Records shown:
▬▬▬

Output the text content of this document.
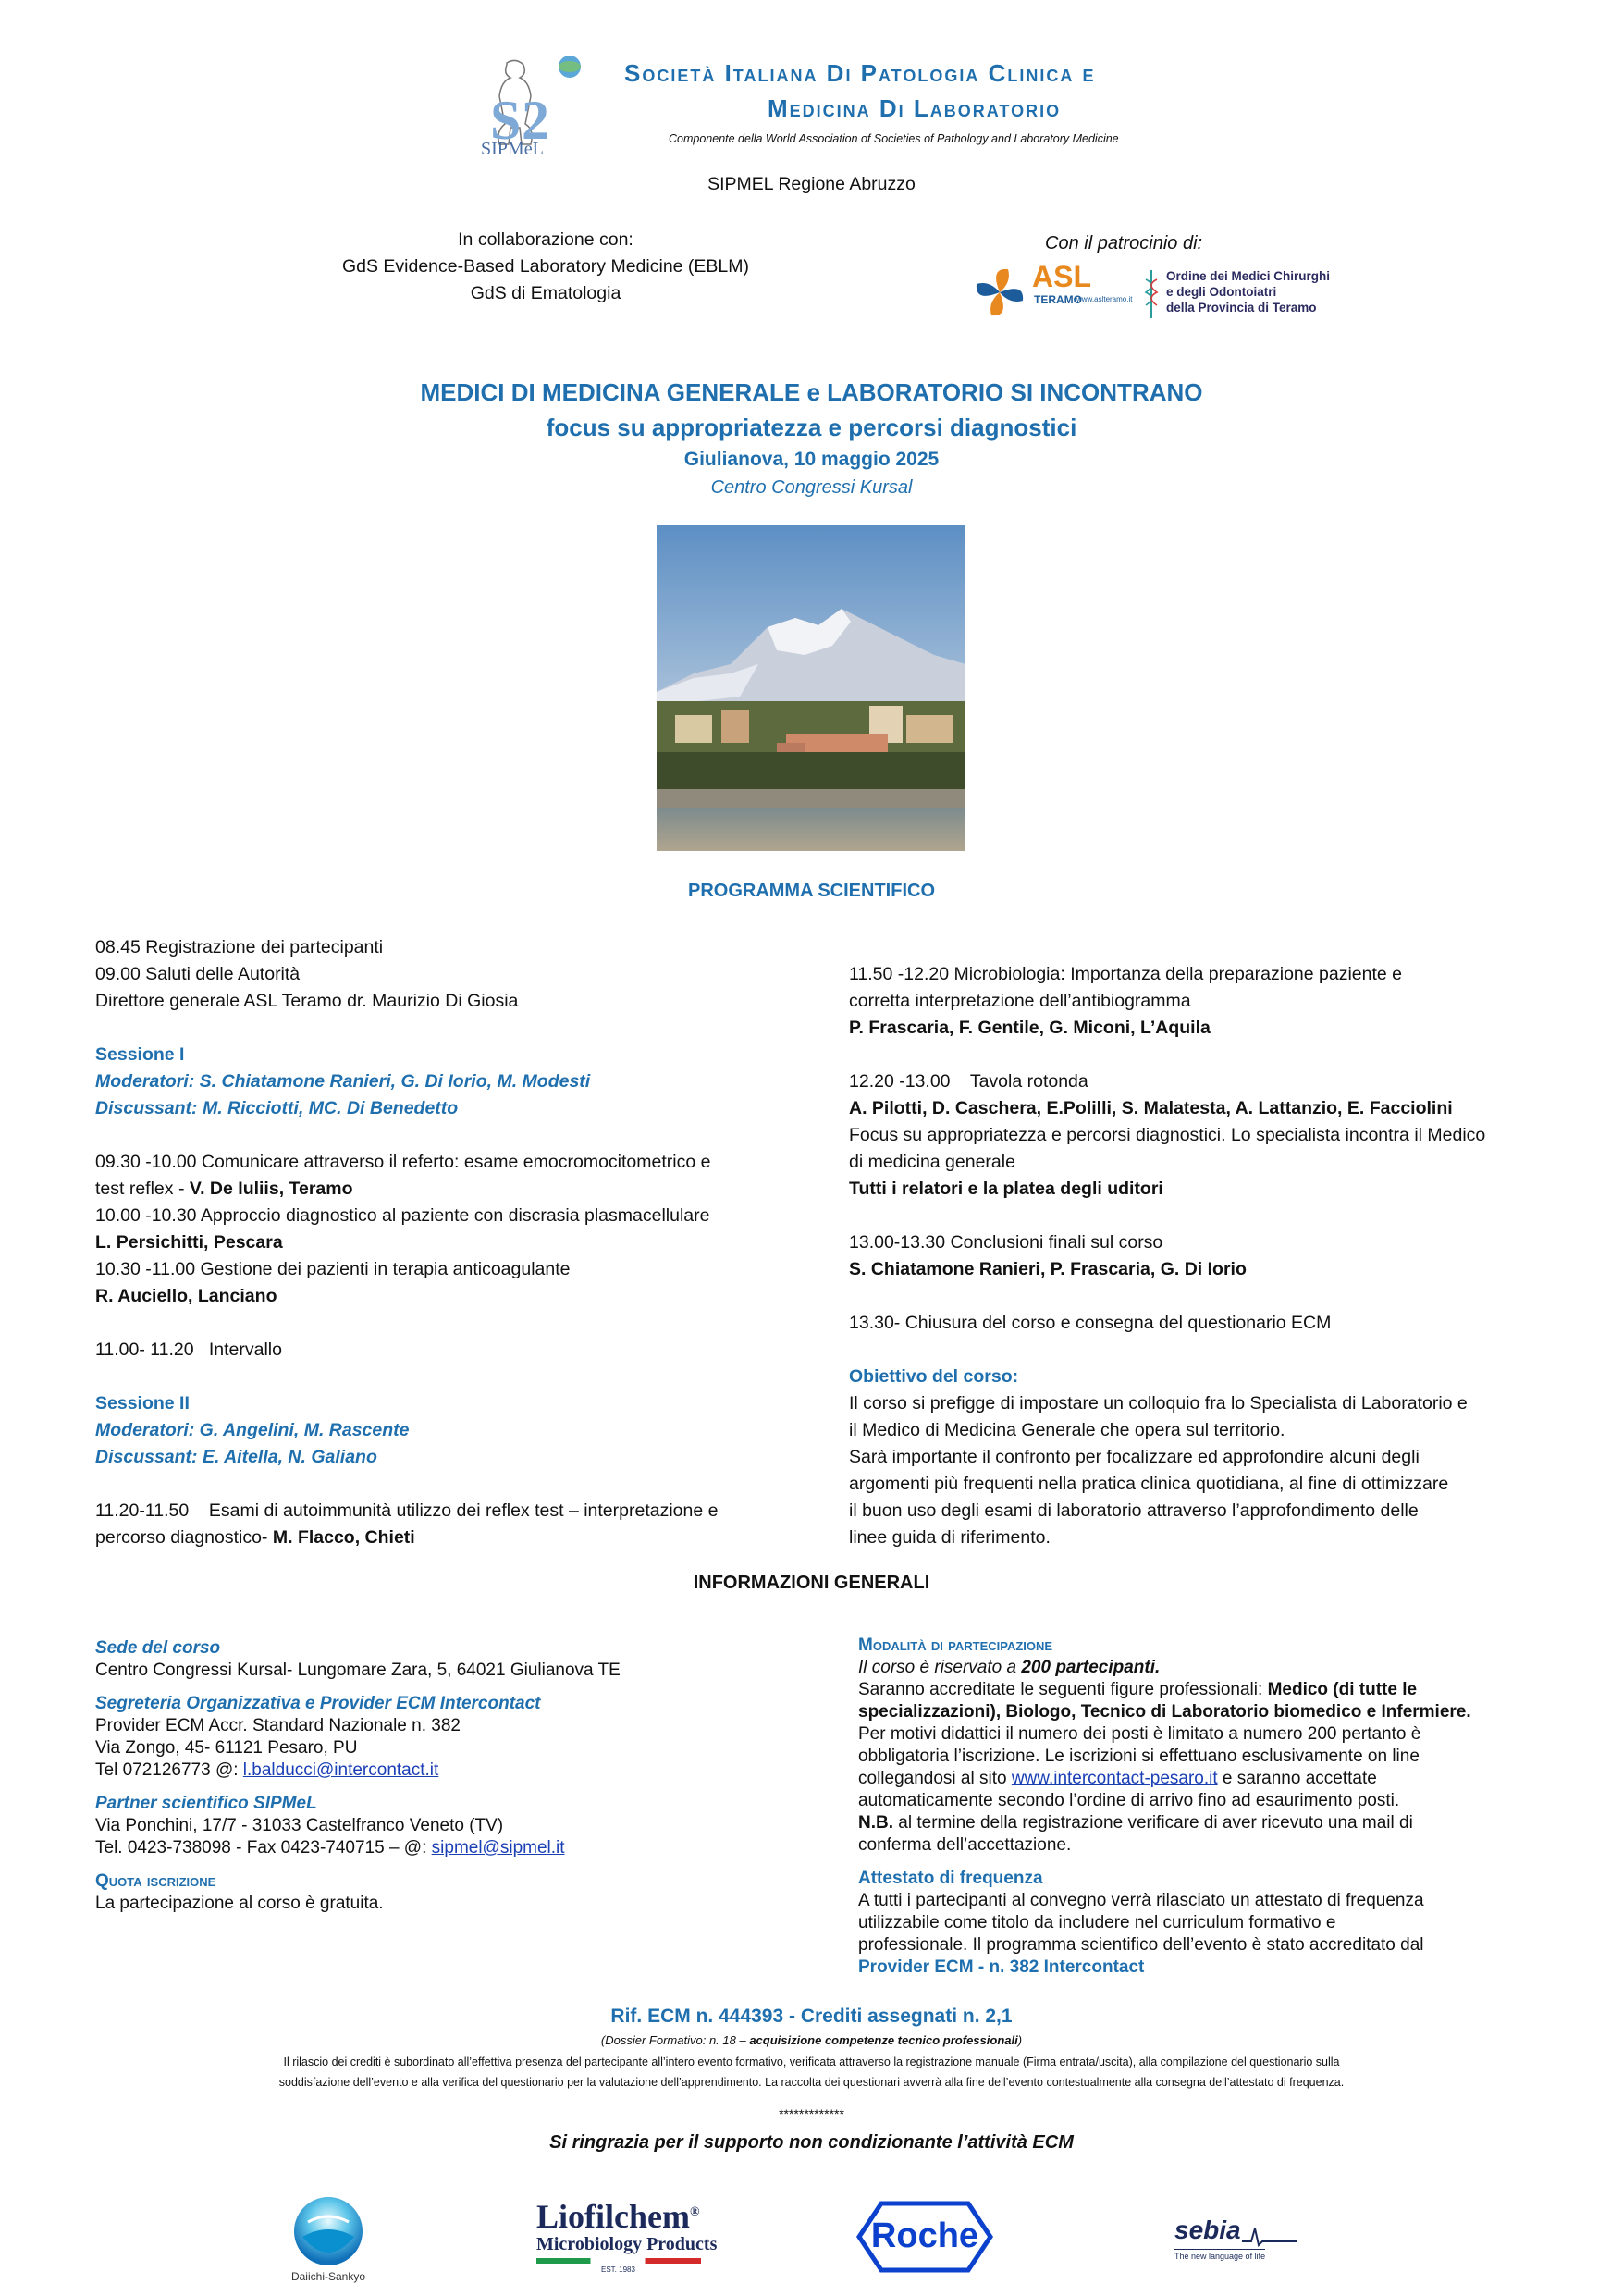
S 2
SIPMeL
Società Italiana Di Patologia Clinica e
Medicina Di Laboratorio
Componente della World Association of Societies of Pathology and Laboratory Medicine
SIPMEL Regione Abruzzo
In collaborazione con:
GdS Evidence-Based Laboratory Medicine (EBLM)
GdS di Ematologia
Con il patrocinio di:
ASL
TERAMO
www.aslteramo.it
Ordine dei Medici Chirurghi
e degli Odontoiatri
della Provincia di Teramo
MEDICI DI MEDICINA GENERALE e LABORATORIO SI INCONTRANO
focus su appropriatezza e percorsi diagnostici
Giulianova, 10 maggio 2025
Centro Congressi Kursal
PROGRAMMA SCIENTIFICO
08.45 Registrazione dei partecipanti
09.00 Saluti delle Autorità
Direttore generale ASL Teramo dr. Maurizio Di Giosia
Sessione I
Moderatori: S. Chiatamone Ranieri, G. Di Iorio, M. Modesti
Discussant: M. Ricciotti, MC. Di Benedetto
09.30 -10.00 Comunicare attraverso il referto: esame emocromocitometrico e
test reflex - V. De Iuliis, Teramo
10.00 -10.30 Approccio diagnostico al paziente con discrasia plasmacellulare
L. Persichitti, Pescara
10.30 -11.00 Gestione dei pazienti in terapia anticoagulante
R. Auciello, Lanciano
11.00- 11.20   Intervallo
Sessione II
Moderatori: G. Angelini, M. Rascente
Discussant: E. Aitella, N. Galiano
11.20-11.50    Esami di autoimmunità utilizzo dei reflex test – interpretazione e
percorso diagnostico- M. Flacco, Chieti
11.50 -12.20 Microbiologia: Importanza della preparazione paziente e
corretta interpretazione dell’antibiogramma
P. Frascaria, F. Gentile, G. Miconi, L’Aquila
12.20 -13.00    Tavola rotonda
A. Pilotti, D. Caschera, E.Polilli, S. Malatesta, A. Lattanzio, E. Facciolini
Focus su appropriatezza e percorsi diagnostici. Lo specialista incontra il Medico
di medicina generale
Tutti i relatori e la platea degli uditori
13.00-13.30 Conclusioni finali sul corso
S. Chiatamone Ranieri, P. Frascaria, G. Di Iorio
13.30- Chiusura del corso e consegna del questionario ECM
Obiettivo del corso:
Il corso si prefigge di impostare un colloquio fra lo Specialista di Laboratorio e
il Medico di Medicina Generale che opera sul territorio.
Sarà importante il confronto per focalizzare ed approfondire alcuni degli
argomenti più frequenti nella pratica clinica quotidiana, al fine di ottimizzare
il buon uso degli esami di laboratorio attraverso l’approfondimento delle
linee guida di riferimento.
INFORMAZIONI GENERALI
Sede del corso
Centro Congressi Kursal- Lungomare Zara, 5, 64021 Giulianova TE
Segreteria Organizzativa e Provider ECM Intercontact
Provider ECM Accr. Standard Nazionale n. 382
Via Zongo, 45- 61121 Pesaro, PU
Tel 072126773 @: l.balducci@intercontact.it
Partner scientifico SIPMeL
Via Ponchini, 17/7 - 31033 Castelfranco Veneto (TV)
Tel. 0423-738098 - Fax 0423-740715 – @: sipmel@sipmel.it
Quota iscrizione
La partecipazione al corso è gratuita.
Modalità di partecipazione
Il corso è riservato a 200 partecipanti.
Saranno accreditate le seguenti figure professionali: Medico (di tutte le
specializzazioni), Biologo, Tecnico di Laboratorio biomedico e Infermiere.
Per motivi didattici il numero dei posti è limitato a numero 200 pertanto è
obbligatoria l’iscrizione. Le iscrizioni si effettuano esclusivamente on line
collegandosi al sito www.intercontact-pesaro.it e saranno accettate
automaticamente secondo l’ordine di arrivo fino ad esaurimento posti.
N.B. al termine della registrazione verificare di aver ricevuto una mail di
conferma dell’accettazione.
Attestato di frequenza
A tutti i partecipanti al convegno verrà rilasciato un attestato di frequenza
utilizzabile come titolo da includere nel curriculum formativo e
professionale. Il programma scientifico dell’evento è stato accreditato dal
Provider ECM - n. 382 Intercontact
Rif. ECM n. 444393 - Crediti assegnati n. 2,1
(Dossier Formativo: n. 18 – acquisizione competenze tecnico professionali)
Il rilascio dei crediti è subordinato all’effettiva presenza del partecipante all’intero evento formativo, verificata attraverso la registrazione manuale (Firma entrata/uscita), alla compilazione del questionario sulla
soddisfazione dell’evento e alla verifica del questionario per la valutazione dell’apprendimento. La raccolta dei questionari avverrà alla fine dell’evento contestualmente alla consegna dell’attestato di frequenza.
*************
Si ringrazia per il supporto non condizionante l’attività ECM
Daiichi-Sankyo
Liofilchem®
Microbiology Products
EST. 1983
Roche	sebia
The new language of life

▬▬▬

Challenge: Transcribe all of the entries word for word, but skip any pictures they contain.

Answer to the task:
Output the text content of this document.
S 2
SIPMeL
Società Italiana Di Patologia Clinica e
Medicina Di Laboratorio
Componente della World Association of Societies of Pathology and Laboratory Medicine
SIPMEL Regione Abruzzo
In collaborazione con:
GdS Evidence-Based Laboratory Medicine (EBLM)
GdS di Ematologia
Con il patrocinio di:
ASL
TERAMO
www.aslteramo.it
Ordine dei Medici Chirurghi
e degli Odontoiatri
della Provincia di Teramo
MEDICI DI MEDICINA GENERALE e LABORATORIO SI INCONTRANO
focus su appropriatezza e percorsi diagnostici
Giulianova, 10 maggio 2025
Centro Congressi Kursal
PROGRAMMA SCIENTIFICO
08.45 Registrazione dei partecipanti
09.00 Saluti delle Autorità
Direttore generale ASL Teramo dr. Maurizio Di Giosia
Sessione I
Moderatori: S. Chiatamone Ranieri, G. Di Iorio, M. Modesti
Discussant: M. Ricciotti, MC. Di Benedetto
09.30 -10.00 Comunicare attraverso il referto: esame emocromocitometrico e
test reflex - V. De Iuliis, Teramo
10.00 -10.30 Approccio diagnostico al paziente con discrasia plasmacellulare
L. Persichitti, Pescara
10.30 -11.00 Gestione dei pazienti in terapia anticoagulante
R. Auciello, Lanciano
11.00- 11.20   Intervallo
Sessione II
Moderatori: G. Angelini, M. Rascente
Discussant: E. Aitella, N. Galiano
11.20-11.50    Esami di autoimmunità utilizzo dei reflex test – interpretazione e
percorso diagnostico- M. Flacco, Chieti
11.50 -12.20 Microbiologia: Importanza della preparazione paziente e
corretta interpretazione dell’antibiogramma
P. Frascaria, F. Gentile, G. Miconi, L’Aquila
12.20 -13.00    Tavola rotonda
A. Pilotti, D. Caschera, E.Polilli, S. Malatesta, A. Lattanzio, E. Facciolini
Focus su appropriatezza e percorsi diagnostici. Lo specialista incontra il Medico
di medicina generale
Tutti i relatori e la platea degli uditori
13.00-13.30 Conclusioni finali sul corso
S. Chiatamone Ranieri, P. Frascaria, G. Di Iorio
13.30- Chiusura del corso e consegna del questionario ECM
Obiettivo del corso:
Il corso si prefigge di impostare un colloquio fra lo Specialista di Laboratorio e
il Medico di Medicina Generale che opera sul territorio.
Sarà importante il confronto per focalizzare ed approfondire alcuni degli
argomenti più frequenti nella pratica clinica quotidiana, al fine di ottimizzare
il buon uso degli esami di laboratorio attraverso l’approfondimento delle
linee guida di riferimento.
INFORMAZIONI GENERALI
Sede del corso
Centro Congressi Kursal- Lungomare Zara, 5, 64021 Giulianova TE
Segreteria Organizzativa e Provider ECM Intercontact
Provider ECM Accr. Standard Nazionale n. 382
Via Zongo, 45- 61121 Pesaro, PU
Tel 072126773 @: l.balducci@intercontact.it
Partner scientifico SIPMeL
Via Ponchini, 17/7 - 31033 Castelfranco Veneto (TV)
Tel. 0423-738098 - Fax 0423-740715 – @: sipmel@sipmel.it
Quota iscrizione
La partecipazione al corso è gratuita.
Modalità di partecipazione
Il corso è riservato a 200 partecipanti.
Saranno accreditate le seguenti figure professionali: Medico (di tutte le
specializzazioni), Biologo, Tecnico di Laboratorio biomedico e Infermiere.
Per motivi didattici il numero dei posti è limitato a numero 200 pertanto è
obbligatoria l’iscrizione. Le iscrizioni si effettuano esclusivamente on line
collegandosi al sito www.intercontact-pesaro.it e saranno accettate
automaticamente secondo l’ordine di arrivo fino ad esaurimento posti.
N.B. al termine della registrazione verificare di aver ricevuto una mail di
conferma dell’accettazione.
Attestato di frequenza
A tutti i partecipanti al convegno verrà rilasciato un attestato di frequenza
utilizzabile come titolo da includere nel curriculum formativo e
professionale. Il programma scientifico dell’evento è stato accreditato dal
Provider ECM - n. 382 Intercontact
Rif. ECM n. 444393 - Crediti assegnati n. 2,1
(Dossier Formativo: n. 18 – acquisizione competenze tecnico professionali)
Il rilascio dei crediti è subordinato all’effettiva presenza del partecipante all’intero evento formativo, verificata attraverso la registrazione manuale (Firma entrata/uscita), alla compilazione del questionario sulla
soddisfazione dell’evento e alla verifica del questionario per la valutazione dell’apprendimento. La raccolta dei questionari avverrà alla fine dell’evento contestualmente alla consegna dell’attestato di frequenza.
*************
Si ringrazia per il supporto non condizionante l’attività ECM
Daiichi-Sankyo
Liofilchem®
Microbiology Products
EST. 1983
Roche	sebia
The new language of life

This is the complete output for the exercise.